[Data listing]

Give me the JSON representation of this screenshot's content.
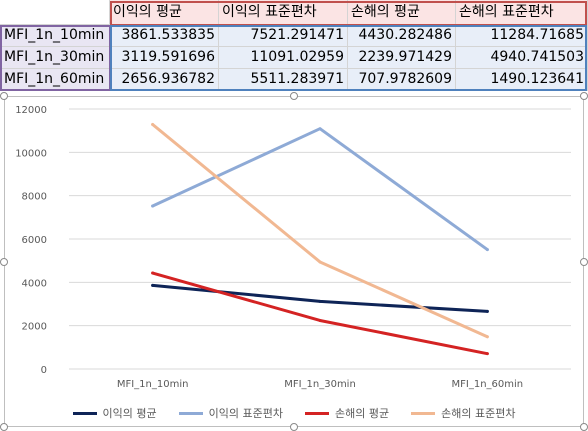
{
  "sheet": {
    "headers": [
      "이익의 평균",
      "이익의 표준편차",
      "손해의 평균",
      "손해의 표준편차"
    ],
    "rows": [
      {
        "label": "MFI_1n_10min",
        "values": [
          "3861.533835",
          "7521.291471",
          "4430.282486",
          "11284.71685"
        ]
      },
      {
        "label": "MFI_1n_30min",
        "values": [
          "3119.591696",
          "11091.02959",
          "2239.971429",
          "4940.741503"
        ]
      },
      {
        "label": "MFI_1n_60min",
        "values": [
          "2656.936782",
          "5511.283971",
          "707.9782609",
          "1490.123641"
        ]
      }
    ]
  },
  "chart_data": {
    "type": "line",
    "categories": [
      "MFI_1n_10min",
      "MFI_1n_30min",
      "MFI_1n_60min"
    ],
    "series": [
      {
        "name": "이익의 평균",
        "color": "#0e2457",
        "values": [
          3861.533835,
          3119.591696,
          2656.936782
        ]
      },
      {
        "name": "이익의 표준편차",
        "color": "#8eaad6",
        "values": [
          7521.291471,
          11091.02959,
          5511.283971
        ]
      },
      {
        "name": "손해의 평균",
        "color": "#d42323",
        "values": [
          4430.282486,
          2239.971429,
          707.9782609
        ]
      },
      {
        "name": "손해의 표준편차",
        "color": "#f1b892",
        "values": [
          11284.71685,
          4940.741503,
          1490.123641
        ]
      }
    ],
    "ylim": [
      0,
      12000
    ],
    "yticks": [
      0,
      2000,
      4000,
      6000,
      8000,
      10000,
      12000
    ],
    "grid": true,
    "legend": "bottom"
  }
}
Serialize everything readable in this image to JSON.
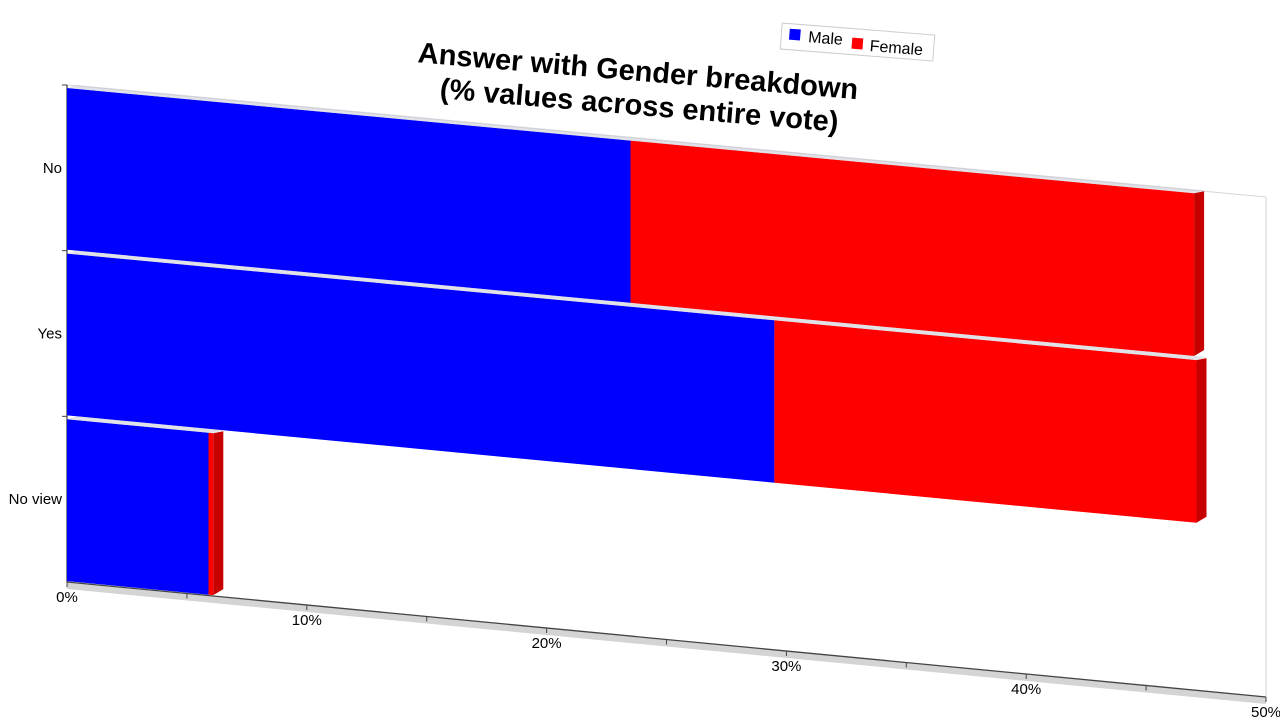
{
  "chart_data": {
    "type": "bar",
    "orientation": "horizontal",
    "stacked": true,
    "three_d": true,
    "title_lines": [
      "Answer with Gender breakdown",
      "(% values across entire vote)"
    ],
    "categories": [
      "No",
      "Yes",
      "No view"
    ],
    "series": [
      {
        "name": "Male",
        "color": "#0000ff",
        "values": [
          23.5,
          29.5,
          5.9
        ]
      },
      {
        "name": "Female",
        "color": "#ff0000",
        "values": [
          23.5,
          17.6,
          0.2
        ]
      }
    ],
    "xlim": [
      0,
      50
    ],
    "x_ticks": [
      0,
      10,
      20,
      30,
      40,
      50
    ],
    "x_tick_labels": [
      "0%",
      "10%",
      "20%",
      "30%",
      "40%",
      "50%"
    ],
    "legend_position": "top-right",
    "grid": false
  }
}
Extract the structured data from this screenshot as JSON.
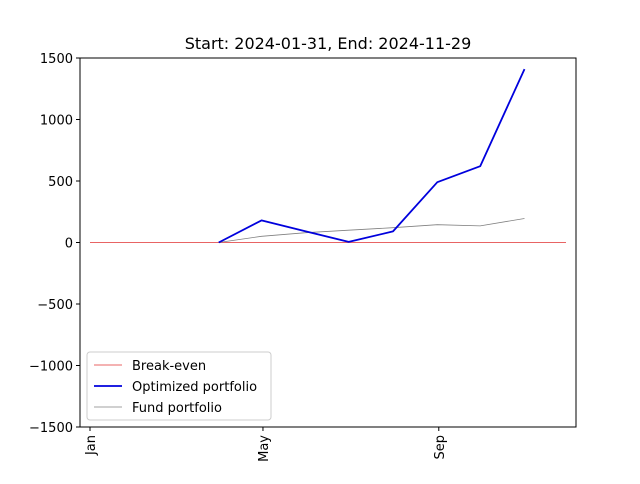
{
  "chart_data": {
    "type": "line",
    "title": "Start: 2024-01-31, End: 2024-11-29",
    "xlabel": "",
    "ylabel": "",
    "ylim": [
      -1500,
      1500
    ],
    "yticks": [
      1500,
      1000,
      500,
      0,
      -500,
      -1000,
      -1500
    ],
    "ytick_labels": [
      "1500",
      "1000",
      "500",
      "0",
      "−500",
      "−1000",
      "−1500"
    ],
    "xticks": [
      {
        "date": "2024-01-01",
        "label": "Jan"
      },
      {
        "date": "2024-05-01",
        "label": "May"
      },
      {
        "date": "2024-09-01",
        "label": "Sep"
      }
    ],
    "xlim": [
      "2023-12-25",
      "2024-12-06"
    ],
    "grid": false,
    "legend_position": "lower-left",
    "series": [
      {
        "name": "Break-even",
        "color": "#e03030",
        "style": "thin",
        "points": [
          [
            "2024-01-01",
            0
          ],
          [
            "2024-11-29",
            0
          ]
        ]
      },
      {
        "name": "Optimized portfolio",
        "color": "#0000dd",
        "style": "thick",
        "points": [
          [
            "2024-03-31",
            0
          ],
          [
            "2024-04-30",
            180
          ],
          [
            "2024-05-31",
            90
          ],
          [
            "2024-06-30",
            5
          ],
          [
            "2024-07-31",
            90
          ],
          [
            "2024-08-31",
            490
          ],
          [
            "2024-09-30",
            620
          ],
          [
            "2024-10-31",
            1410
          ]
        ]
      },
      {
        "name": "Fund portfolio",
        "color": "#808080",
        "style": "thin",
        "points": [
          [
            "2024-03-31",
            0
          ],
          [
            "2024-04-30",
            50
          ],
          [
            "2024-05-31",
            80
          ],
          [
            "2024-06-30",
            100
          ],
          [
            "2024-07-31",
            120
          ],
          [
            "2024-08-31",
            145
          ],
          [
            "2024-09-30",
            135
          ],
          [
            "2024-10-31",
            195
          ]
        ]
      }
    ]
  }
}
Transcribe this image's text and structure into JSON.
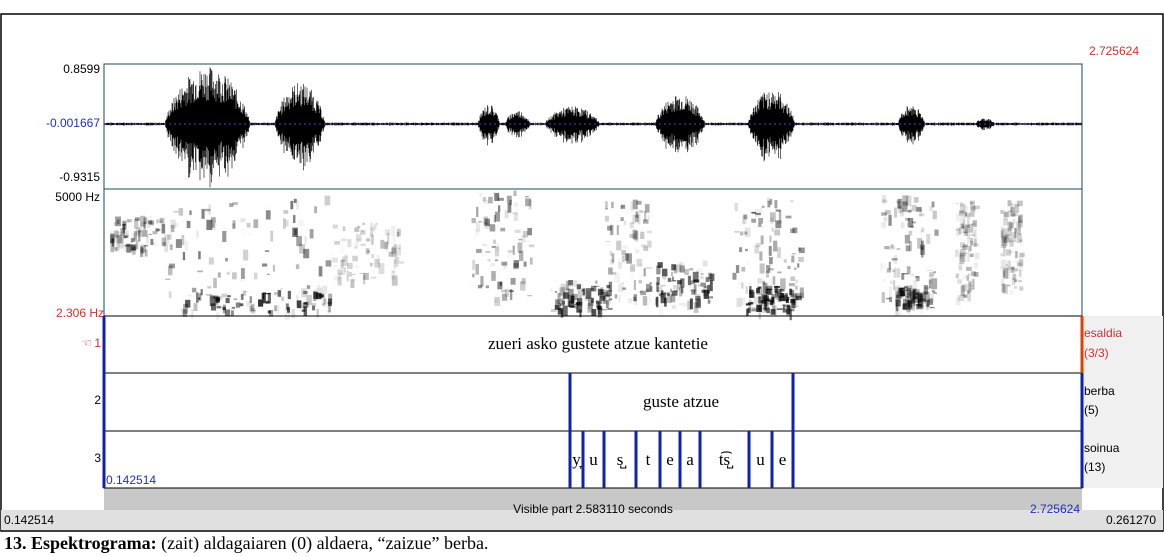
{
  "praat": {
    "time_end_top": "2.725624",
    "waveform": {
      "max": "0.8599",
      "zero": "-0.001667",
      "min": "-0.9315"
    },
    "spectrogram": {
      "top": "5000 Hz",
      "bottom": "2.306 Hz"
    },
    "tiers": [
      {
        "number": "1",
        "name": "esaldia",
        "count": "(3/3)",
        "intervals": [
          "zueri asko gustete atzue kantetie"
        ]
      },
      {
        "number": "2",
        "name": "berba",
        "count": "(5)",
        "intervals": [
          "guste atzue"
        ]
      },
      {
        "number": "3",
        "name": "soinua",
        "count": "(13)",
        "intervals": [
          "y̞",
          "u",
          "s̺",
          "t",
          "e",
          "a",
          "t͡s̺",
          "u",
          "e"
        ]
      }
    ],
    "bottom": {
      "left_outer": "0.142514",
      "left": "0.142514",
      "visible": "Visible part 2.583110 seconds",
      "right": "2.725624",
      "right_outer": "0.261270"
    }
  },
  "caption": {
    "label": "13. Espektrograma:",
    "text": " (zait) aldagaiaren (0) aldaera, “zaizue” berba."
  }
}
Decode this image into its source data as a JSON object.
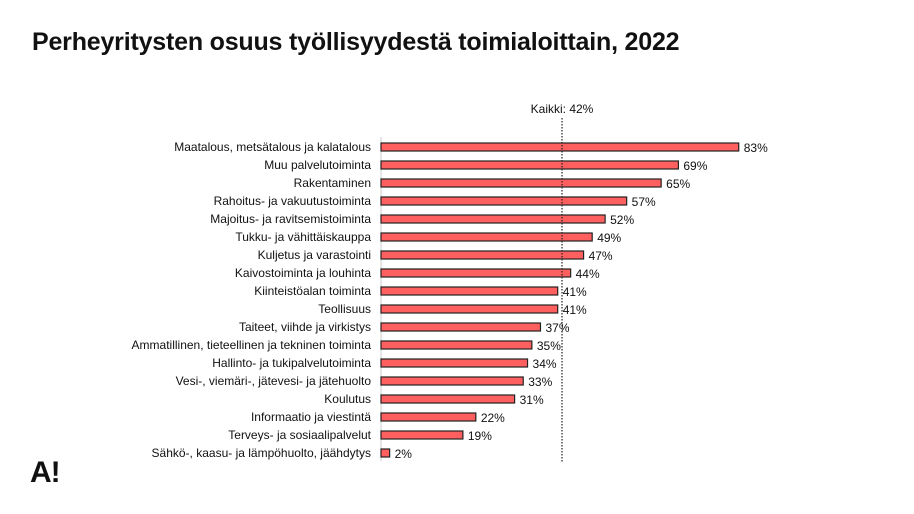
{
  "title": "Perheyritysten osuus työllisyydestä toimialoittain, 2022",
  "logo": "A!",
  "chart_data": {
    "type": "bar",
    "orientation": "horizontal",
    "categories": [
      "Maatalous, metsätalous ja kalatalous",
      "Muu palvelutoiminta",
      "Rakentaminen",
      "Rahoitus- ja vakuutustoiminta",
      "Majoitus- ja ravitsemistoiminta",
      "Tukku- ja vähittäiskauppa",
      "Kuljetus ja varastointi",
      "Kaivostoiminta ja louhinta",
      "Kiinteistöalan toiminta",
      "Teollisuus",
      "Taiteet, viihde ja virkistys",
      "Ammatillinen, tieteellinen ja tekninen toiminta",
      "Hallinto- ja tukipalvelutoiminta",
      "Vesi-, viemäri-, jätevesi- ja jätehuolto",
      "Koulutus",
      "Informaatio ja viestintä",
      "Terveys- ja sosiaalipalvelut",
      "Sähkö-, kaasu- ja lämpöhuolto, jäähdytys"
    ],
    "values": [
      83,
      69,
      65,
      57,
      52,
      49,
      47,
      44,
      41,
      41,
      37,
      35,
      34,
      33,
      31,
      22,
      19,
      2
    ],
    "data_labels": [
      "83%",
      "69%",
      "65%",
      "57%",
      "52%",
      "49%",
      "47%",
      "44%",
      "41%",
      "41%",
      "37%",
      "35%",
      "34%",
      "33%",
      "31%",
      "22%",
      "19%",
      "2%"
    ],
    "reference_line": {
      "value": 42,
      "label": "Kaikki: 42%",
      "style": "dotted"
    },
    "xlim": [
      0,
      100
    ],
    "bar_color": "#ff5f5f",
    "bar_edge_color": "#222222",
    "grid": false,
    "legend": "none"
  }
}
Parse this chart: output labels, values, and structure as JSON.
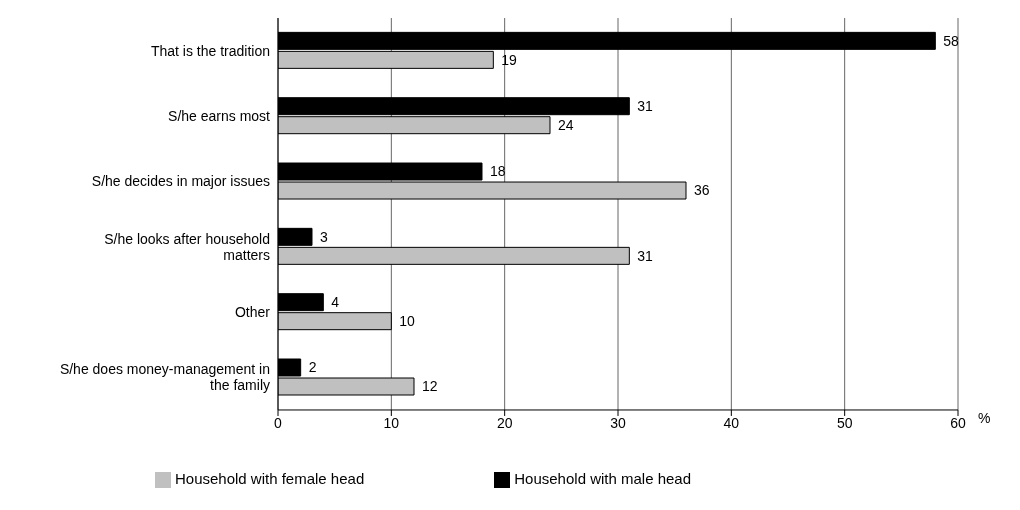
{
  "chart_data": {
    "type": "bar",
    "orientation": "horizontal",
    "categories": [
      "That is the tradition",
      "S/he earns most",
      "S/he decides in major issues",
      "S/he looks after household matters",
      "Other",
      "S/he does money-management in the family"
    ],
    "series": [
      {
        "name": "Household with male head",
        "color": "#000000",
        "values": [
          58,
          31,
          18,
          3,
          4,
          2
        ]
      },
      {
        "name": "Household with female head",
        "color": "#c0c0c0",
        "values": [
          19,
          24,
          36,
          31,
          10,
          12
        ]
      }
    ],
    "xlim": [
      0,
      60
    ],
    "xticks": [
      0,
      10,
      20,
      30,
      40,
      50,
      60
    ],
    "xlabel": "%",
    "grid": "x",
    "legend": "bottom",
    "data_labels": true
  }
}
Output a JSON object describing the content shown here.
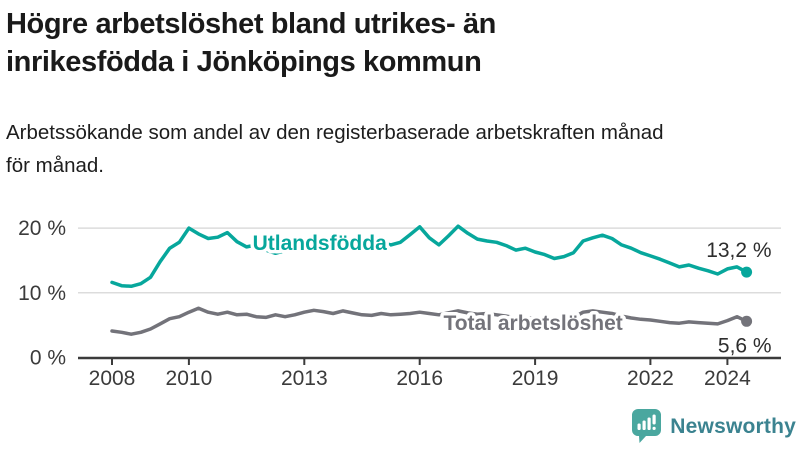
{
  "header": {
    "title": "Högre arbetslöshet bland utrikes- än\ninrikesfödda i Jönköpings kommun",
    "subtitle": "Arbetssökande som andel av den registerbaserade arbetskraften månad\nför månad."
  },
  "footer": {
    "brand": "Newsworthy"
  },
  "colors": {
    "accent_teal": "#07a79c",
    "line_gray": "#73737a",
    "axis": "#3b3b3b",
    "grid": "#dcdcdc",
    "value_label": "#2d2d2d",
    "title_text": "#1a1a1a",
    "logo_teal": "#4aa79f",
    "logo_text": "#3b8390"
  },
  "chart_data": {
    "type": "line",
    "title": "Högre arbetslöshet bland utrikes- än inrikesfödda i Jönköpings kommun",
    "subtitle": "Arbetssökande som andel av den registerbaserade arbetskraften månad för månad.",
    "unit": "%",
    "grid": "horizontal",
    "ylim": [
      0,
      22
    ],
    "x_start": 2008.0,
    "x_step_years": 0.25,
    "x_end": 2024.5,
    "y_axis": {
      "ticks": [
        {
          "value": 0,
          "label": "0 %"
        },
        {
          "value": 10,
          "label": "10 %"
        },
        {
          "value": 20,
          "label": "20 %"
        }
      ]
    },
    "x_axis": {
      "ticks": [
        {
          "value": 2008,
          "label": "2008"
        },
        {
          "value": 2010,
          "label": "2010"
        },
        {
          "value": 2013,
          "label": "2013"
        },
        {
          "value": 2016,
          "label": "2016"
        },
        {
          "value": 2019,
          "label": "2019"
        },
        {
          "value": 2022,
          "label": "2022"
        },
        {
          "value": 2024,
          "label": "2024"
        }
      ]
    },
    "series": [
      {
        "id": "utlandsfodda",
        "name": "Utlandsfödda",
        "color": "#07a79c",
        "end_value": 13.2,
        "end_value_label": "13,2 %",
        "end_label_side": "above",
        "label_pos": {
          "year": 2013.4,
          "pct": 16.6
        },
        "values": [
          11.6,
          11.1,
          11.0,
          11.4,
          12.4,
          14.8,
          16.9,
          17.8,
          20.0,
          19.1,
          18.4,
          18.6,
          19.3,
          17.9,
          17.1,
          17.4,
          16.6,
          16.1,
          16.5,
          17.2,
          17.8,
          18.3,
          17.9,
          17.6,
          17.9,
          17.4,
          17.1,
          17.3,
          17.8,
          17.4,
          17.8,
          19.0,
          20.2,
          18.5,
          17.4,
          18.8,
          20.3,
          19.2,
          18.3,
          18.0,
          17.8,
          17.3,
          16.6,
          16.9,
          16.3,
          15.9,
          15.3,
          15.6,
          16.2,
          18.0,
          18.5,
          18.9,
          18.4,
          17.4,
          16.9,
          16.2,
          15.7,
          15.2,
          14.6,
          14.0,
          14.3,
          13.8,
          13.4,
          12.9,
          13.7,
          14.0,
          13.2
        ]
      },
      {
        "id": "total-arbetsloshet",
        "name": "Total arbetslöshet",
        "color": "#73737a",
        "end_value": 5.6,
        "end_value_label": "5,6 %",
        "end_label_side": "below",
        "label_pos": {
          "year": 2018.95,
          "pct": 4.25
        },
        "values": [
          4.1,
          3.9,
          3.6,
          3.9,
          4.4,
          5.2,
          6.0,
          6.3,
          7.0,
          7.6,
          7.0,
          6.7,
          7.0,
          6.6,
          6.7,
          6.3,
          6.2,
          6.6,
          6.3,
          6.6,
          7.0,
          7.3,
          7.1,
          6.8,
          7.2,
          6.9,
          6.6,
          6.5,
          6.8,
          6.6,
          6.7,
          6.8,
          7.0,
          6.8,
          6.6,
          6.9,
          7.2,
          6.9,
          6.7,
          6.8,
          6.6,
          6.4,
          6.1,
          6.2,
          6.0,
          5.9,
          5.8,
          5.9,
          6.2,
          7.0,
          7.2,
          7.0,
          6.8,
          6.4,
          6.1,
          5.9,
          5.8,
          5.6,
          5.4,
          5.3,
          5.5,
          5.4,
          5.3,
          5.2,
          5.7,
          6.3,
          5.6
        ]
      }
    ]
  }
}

EXERCISE REQUIREMENTS:
Scan the material above and determine how many lines include the word "atzue"; report only the number.

WRITTEN ANSWER:
2